═════ STORED RECORDS ═════
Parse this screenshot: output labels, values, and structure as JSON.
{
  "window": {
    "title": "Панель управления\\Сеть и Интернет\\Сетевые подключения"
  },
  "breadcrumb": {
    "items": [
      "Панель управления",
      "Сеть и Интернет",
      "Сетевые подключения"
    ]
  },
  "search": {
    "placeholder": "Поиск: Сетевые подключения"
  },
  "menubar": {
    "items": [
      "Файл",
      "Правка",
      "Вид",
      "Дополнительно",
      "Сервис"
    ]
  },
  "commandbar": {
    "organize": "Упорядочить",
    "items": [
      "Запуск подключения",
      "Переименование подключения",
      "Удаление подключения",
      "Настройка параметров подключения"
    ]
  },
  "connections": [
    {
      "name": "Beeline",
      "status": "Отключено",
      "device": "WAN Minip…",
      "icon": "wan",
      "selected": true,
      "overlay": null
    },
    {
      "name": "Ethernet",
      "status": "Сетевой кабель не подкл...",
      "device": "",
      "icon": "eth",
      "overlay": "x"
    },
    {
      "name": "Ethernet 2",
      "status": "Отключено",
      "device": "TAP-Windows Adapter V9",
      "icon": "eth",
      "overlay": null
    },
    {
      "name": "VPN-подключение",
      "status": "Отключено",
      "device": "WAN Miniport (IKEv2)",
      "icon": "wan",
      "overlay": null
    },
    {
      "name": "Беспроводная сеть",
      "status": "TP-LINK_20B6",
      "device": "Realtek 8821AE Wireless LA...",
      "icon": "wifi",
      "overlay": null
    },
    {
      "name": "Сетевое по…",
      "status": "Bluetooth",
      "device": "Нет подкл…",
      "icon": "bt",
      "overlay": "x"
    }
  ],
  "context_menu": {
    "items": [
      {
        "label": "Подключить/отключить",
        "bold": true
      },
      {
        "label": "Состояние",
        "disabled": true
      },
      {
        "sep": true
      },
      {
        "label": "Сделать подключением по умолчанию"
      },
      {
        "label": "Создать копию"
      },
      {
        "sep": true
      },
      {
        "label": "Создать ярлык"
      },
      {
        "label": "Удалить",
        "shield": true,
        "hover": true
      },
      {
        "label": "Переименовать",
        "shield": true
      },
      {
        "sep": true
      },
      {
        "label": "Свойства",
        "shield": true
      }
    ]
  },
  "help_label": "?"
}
═════
## TASK OBJECTIVE
Reproduce the records word for word.

## CORRECT OUTPUT
Parse this screenshot: output labels, values, and structure as JSON.
{
  "window": {
    "title": "Панель управления\\Сеть и Интернет\\Сетевые подключения"
  },
  "breadcrumb": {
    "items": [
      "Панель управления",
      "Сеть и Интернет",
      "Сетевые подключения"
    ]
  },
  "search": {
    "placeholder": "Поиск: Сетевые подключения"
  },
  "menubar": {
    "items": [
      "Файл",
      "Правка",
      "Вид",
      "Дополнительно",
      "Сервис"
    ]
  },
  "commandbar": {
    "organize": "Упорядочить",
    "items": [
      "Запуск подключения",
      "Переименование подключения",
      "Удаление подключения",
      "Настройка параметров подключения"
    ]
  },
  "connections": [
    {
      "name": "Beeline",
      "status": "Отключено",
      "device": "WAN Minip…",
      "icon": "wan",
      "selected": true,
      "overlay": null
    },
    {
      "name": "Ethernet",
      "status": "Сетевой кабель не подкл...",
      "device": "",
      "icon": "eth",
      "overlay": "x"
    },
    {
      "name": "Ethernet 2",
      "status": "Отключено",
      "device": "TAP-Windows Adapter V9",
      "icon": "eth",
      "overlay": null
    },
    {
      "name": "VPN-подключение",
      "status": "Отключено",
      "device": "WAN Miniport (IKEv2)",
      "icon": "wan",
      "overlay": null
    },
    {
      "name": "Беспроводная сеть",
      "status": "TP-LINK_20B6",
      "device": "Realtek 8821AE Wireless LA...",
      "icon": "wifi",
      "overlay": null
    },
    {
      "name": "Сетевое по…",
      "status": "Bluetooth",
      "device": "Нет подкл…",
      "icon": "bt",
      "overlay": "x"
    }
  ],
  "context_menu": {
    "items": [
      {
        "label": "Подключить/отключить",
        "bold": true
      },
      {
        "label": "Состояние",
        "disabled": true
      },
      {
        "sep": true
      },
      {
        "label": "Сделать подключением по умолчанию"
      },
      {
        "label": "Создать копию"
      },
      {
        "sep": true
      },
      {
        "label": "Создать ярлык"
      },
      {
        "label": "Удалить",
        "shield": true,
        "hover": true
      },
      {
        "label": "Переименовать",
        "shield": true
      },
      {
        "sep": true
      },
      {
        "label": "Свойства",
        "shield": true
      }
    ]
  },
  "help_label": "?"
}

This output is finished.